STATED GOAL ▸
Count how many lines of the material below have the word "this" and give only the number.
------------------------
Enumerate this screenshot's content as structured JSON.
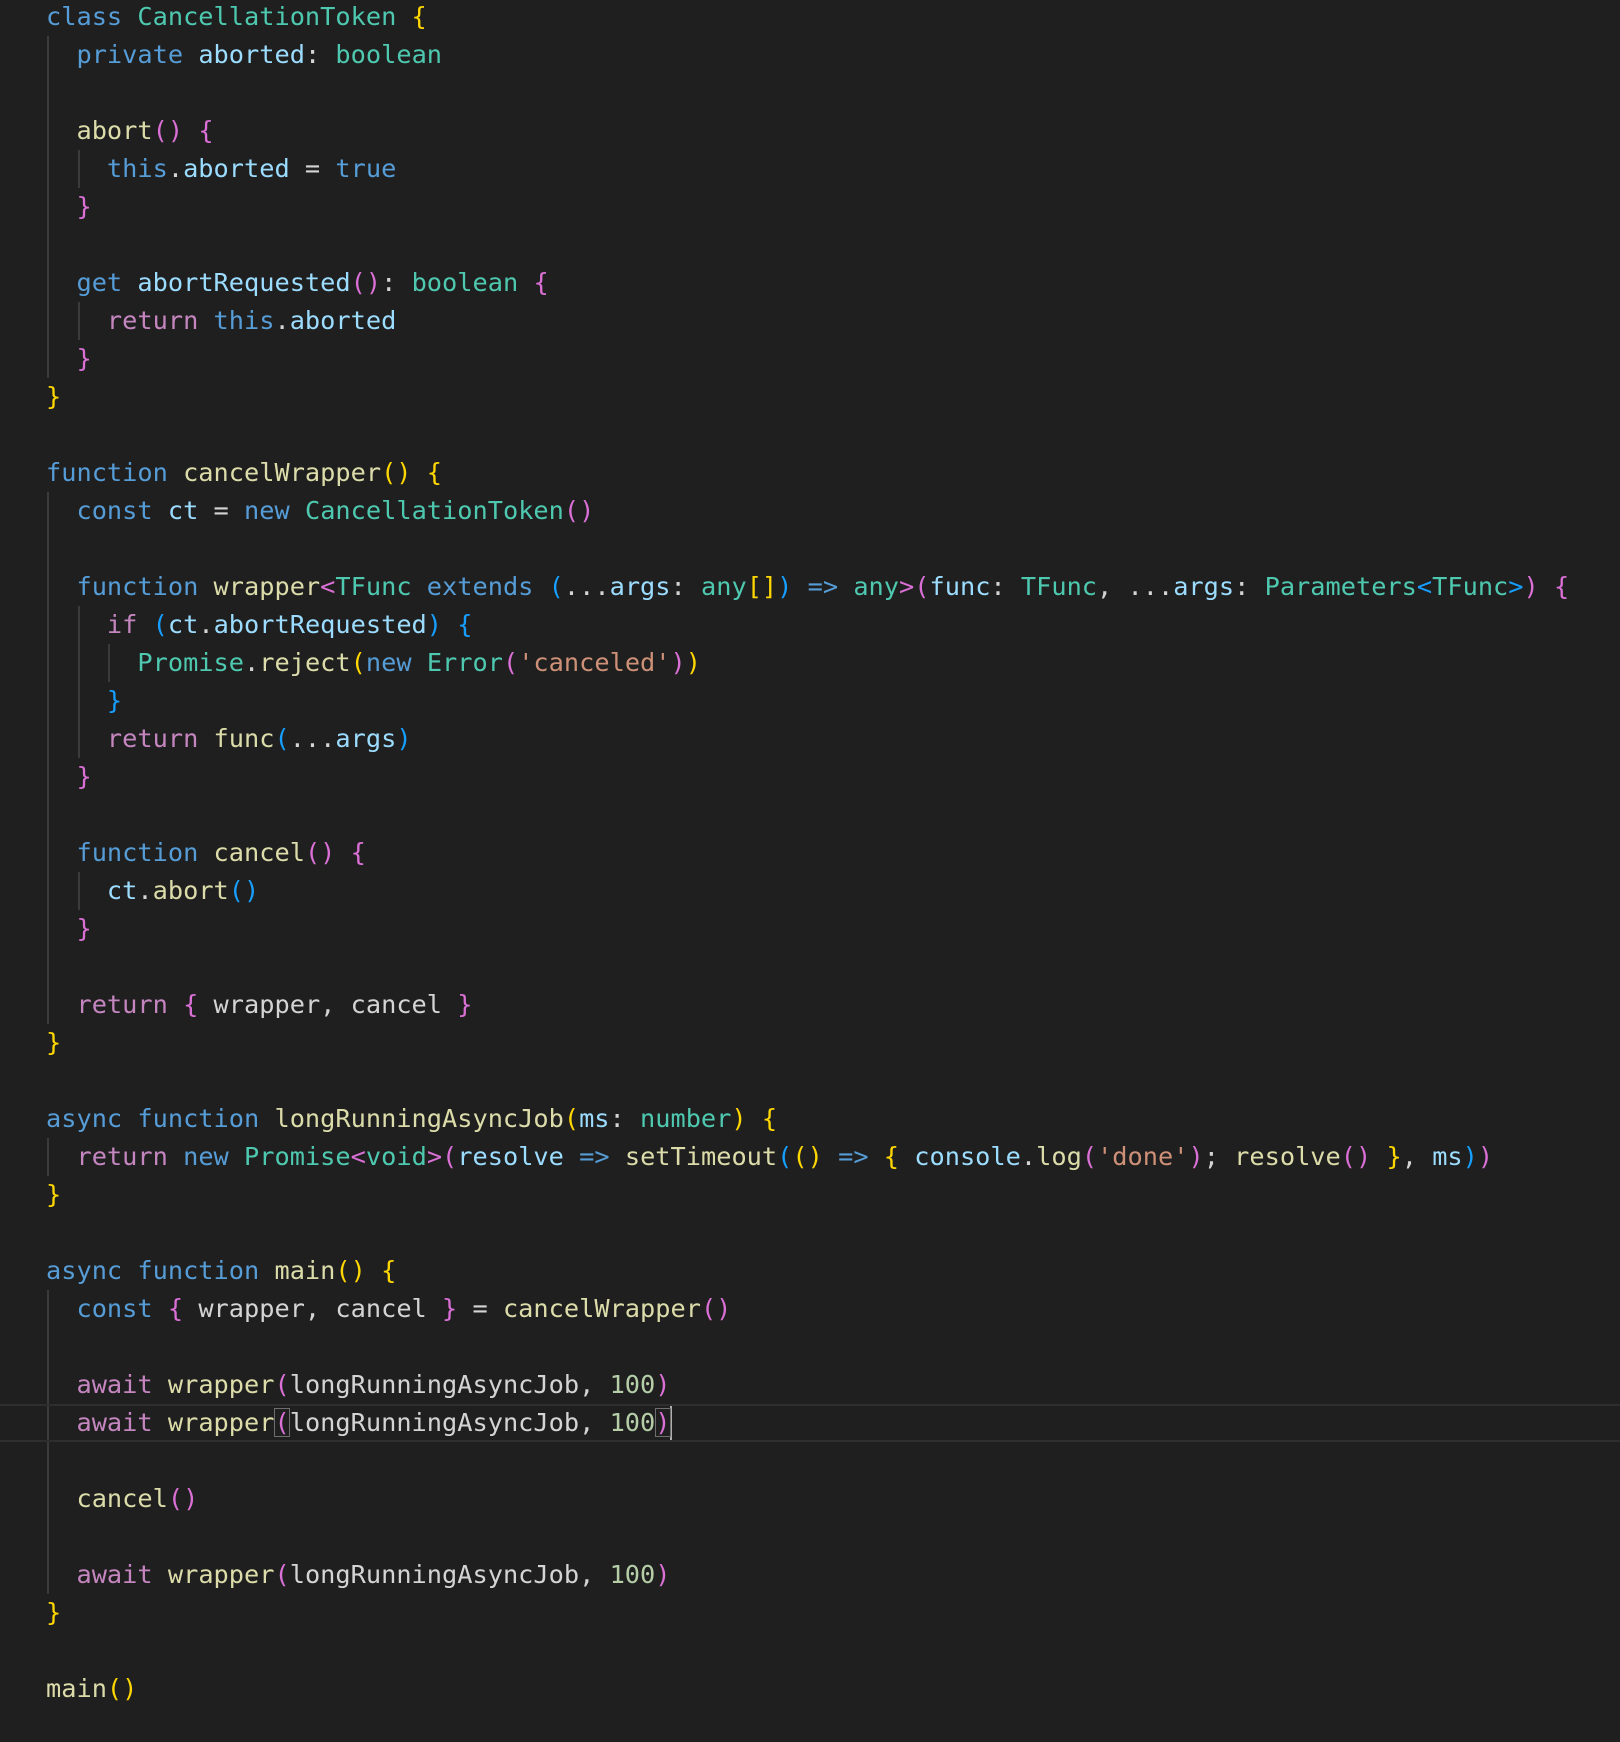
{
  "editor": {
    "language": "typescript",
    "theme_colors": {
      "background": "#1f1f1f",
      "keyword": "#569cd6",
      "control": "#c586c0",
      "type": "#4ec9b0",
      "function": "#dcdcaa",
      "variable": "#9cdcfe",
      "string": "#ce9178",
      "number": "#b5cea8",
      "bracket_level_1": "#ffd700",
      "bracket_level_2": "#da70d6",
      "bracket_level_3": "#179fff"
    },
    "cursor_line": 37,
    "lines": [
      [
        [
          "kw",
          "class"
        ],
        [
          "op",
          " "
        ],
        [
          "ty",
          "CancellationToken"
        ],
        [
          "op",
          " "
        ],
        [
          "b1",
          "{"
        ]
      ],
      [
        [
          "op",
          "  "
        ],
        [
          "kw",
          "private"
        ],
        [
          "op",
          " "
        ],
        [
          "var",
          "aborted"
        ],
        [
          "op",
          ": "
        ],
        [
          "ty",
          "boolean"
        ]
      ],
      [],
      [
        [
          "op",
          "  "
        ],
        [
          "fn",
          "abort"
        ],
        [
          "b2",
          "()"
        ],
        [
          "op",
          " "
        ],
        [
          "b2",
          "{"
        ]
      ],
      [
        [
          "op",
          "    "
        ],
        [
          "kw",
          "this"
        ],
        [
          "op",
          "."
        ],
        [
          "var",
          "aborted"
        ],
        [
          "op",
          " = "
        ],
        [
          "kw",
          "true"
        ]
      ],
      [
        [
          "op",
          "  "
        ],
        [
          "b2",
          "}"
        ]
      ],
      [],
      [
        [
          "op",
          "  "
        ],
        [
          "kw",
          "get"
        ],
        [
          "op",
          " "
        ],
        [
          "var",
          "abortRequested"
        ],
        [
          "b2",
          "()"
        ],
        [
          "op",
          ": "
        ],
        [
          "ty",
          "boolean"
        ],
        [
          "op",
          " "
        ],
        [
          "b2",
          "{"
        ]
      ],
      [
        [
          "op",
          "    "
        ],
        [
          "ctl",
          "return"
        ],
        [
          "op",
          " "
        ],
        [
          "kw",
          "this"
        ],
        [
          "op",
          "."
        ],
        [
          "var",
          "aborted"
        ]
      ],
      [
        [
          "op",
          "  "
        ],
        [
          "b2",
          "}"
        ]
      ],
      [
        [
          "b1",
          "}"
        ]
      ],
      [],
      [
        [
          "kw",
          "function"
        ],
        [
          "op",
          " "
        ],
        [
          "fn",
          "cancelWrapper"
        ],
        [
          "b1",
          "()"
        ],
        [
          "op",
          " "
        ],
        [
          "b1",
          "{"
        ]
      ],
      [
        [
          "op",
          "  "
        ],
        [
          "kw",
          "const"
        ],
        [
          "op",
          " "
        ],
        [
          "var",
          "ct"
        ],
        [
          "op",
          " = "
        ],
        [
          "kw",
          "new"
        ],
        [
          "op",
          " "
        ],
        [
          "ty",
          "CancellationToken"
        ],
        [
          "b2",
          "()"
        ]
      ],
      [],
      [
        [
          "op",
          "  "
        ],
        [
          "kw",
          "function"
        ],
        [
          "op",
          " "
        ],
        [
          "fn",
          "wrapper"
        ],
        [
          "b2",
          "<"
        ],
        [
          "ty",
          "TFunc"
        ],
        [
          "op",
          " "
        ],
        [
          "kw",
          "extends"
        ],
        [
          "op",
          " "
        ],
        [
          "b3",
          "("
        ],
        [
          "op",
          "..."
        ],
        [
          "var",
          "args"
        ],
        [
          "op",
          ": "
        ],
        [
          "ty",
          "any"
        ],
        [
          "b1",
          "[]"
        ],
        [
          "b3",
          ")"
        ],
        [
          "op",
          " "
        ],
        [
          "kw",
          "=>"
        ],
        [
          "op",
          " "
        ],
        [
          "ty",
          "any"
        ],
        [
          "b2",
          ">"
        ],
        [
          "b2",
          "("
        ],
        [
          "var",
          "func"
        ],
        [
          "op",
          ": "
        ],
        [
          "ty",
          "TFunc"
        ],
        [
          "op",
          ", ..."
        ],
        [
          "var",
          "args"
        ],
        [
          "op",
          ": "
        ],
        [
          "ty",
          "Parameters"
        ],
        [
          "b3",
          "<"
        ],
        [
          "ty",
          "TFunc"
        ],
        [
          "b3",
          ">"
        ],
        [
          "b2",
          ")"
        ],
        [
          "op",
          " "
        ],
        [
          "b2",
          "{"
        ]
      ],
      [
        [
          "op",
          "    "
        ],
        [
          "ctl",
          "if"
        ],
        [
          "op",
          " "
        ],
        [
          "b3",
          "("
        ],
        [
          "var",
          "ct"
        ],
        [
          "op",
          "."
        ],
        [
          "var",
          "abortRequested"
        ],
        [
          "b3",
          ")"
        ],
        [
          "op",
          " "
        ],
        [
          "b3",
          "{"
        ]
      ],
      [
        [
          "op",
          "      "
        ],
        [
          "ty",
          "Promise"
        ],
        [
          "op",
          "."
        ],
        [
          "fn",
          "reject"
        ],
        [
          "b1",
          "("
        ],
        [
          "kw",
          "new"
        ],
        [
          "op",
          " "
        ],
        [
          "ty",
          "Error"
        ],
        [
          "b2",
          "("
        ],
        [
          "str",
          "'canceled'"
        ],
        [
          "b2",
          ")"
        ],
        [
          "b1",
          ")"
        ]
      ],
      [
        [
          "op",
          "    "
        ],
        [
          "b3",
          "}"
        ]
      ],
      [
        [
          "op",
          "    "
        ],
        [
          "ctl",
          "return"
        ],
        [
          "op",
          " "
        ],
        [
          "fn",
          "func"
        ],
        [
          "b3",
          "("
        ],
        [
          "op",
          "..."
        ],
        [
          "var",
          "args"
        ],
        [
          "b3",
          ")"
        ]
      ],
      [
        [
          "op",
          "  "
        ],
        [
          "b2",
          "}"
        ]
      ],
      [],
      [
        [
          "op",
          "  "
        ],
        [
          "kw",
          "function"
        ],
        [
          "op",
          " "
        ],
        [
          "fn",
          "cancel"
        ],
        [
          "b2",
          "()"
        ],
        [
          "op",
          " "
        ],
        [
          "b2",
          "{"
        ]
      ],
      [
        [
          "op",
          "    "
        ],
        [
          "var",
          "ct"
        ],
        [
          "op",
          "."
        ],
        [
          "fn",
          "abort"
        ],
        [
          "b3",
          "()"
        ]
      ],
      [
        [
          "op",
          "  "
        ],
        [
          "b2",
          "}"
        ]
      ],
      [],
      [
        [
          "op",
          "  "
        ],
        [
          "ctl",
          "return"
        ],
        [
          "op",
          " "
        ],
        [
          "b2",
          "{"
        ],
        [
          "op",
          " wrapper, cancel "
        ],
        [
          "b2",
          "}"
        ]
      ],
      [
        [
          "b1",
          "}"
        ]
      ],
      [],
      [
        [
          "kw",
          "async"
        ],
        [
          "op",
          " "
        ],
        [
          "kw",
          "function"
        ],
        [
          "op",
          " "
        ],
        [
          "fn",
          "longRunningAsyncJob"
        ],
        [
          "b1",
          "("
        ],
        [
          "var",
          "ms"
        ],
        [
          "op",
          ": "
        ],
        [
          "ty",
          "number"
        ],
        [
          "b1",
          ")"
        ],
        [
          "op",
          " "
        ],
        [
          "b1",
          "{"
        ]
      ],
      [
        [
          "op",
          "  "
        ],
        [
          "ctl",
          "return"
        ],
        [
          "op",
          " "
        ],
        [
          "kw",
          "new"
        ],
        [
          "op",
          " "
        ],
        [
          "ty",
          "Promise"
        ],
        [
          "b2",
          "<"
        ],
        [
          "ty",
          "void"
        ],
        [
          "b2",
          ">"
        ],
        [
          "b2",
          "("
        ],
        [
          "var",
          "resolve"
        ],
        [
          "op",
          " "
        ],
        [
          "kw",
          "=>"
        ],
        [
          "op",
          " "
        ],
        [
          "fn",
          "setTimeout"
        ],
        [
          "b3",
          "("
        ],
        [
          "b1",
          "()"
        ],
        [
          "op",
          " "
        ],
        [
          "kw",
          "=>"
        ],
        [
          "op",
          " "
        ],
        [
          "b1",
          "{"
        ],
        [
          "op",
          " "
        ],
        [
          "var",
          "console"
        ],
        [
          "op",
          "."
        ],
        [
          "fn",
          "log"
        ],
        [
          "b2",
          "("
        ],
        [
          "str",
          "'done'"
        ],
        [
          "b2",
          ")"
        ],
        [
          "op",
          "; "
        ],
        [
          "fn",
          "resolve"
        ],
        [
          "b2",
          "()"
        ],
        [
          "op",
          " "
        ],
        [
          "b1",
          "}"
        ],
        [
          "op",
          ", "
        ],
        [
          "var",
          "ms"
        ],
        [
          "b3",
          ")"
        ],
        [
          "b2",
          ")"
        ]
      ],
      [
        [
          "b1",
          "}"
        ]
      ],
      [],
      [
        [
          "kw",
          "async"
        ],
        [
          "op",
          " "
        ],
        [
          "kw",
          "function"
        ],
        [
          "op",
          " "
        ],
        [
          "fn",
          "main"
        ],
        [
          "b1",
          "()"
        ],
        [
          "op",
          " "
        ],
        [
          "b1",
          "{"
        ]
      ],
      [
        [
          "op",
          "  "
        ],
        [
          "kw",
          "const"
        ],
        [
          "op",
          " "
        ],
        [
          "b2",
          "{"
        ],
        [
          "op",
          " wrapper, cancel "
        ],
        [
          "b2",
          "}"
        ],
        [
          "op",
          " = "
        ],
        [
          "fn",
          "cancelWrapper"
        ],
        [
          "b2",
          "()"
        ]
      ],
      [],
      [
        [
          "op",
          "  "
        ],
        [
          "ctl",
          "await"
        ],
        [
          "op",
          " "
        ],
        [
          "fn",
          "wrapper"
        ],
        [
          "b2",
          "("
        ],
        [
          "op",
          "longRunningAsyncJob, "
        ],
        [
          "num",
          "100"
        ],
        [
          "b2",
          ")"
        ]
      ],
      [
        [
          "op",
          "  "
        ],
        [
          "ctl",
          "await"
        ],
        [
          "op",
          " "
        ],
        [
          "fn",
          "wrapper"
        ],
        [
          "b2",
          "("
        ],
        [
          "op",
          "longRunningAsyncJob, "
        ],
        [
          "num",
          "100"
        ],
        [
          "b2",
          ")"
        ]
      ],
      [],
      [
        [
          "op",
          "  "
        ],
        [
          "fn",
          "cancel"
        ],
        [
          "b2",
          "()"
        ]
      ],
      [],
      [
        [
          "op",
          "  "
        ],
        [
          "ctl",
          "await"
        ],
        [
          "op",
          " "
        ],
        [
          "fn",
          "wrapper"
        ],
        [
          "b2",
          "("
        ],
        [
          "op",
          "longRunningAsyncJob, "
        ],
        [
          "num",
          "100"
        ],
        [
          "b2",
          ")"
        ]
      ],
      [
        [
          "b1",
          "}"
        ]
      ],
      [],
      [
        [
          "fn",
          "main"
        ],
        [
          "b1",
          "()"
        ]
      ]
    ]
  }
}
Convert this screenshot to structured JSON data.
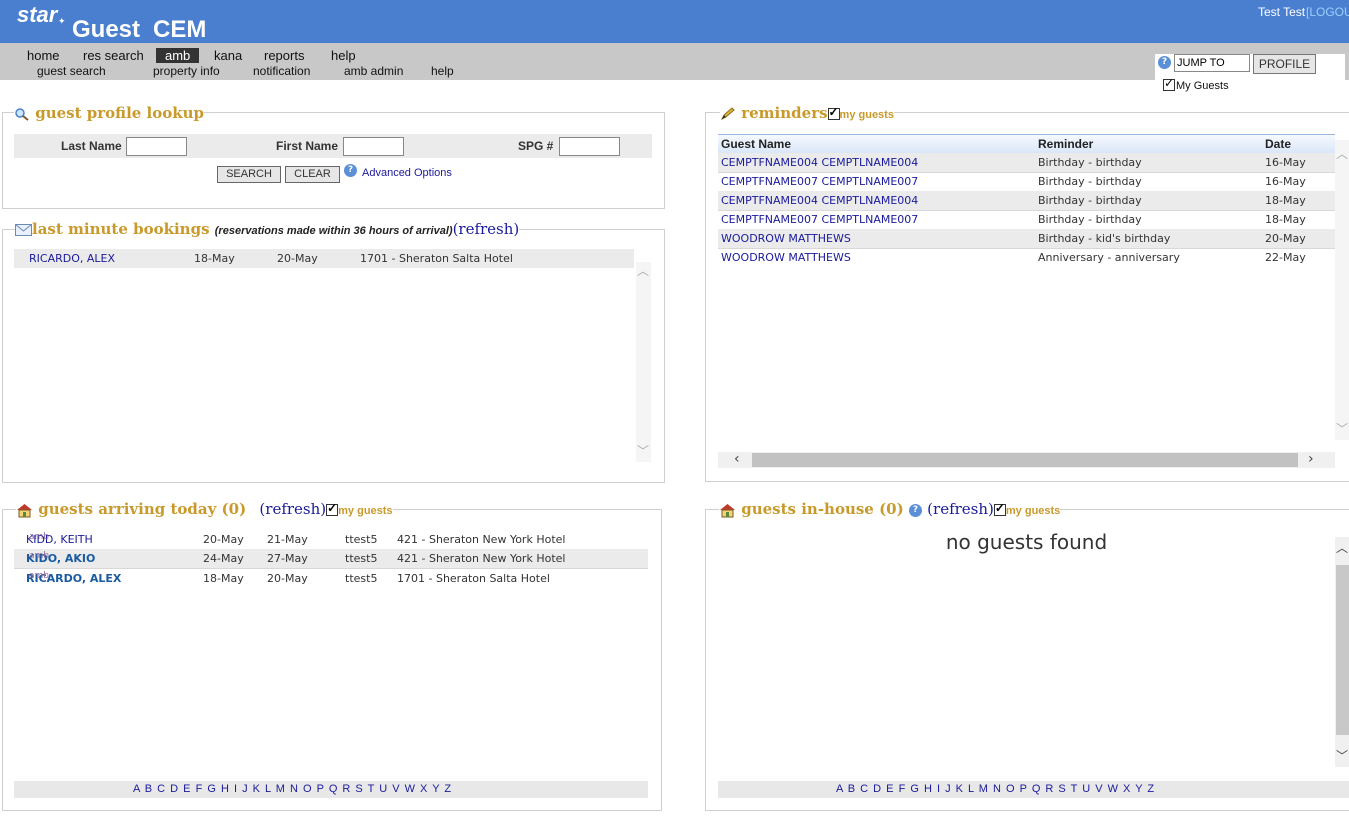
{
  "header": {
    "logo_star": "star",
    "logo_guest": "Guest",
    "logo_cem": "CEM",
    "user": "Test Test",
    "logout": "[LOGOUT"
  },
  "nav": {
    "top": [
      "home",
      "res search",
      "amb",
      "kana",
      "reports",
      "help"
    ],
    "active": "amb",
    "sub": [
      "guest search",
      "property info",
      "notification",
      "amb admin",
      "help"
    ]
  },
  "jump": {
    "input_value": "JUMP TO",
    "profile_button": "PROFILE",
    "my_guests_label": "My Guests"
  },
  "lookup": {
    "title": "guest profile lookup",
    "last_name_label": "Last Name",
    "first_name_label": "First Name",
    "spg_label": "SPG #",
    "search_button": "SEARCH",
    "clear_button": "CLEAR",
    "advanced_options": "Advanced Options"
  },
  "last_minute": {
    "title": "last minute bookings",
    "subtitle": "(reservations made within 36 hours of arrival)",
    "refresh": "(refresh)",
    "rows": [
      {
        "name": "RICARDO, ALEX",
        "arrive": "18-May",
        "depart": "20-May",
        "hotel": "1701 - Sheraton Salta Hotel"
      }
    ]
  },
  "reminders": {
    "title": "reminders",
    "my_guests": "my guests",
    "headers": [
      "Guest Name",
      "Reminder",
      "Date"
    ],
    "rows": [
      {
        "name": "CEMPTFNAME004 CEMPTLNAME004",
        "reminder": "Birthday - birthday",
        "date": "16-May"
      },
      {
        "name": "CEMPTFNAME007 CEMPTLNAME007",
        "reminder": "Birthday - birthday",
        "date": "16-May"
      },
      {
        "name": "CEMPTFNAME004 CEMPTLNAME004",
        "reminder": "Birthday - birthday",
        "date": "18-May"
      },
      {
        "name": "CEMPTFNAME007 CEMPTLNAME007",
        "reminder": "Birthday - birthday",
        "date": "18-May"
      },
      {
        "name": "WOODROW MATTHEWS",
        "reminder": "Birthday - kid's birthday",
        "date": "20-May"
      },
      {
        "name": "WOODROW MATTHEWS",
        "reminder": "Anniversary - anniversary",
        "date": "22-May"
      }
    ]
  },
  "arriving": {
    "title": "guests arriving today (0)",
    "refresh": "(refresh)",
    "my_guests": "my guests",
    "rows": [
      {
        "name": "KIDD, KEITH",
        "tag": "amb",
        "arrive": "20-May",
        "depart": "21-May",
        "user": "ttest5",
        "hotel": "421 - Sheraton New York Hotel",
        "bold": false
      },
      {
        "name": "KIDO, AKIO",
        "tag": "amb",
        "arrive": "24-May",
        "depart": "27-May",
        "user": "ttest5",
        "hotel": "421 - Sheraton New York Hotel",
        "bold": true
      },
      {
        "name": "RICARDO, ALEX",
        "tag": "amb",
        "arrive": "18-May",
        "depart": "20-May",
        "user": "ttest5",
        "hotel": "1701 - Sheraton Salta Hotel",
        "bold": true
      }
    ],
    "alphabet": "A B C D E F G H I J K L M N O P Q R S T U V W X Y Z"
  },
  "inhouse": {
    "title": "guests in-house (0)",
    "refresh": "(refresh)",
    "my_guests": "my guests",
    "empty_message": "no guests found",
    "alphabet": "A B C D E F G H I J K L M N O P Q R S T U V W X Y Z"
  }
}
------------------------
REPLY ▸
4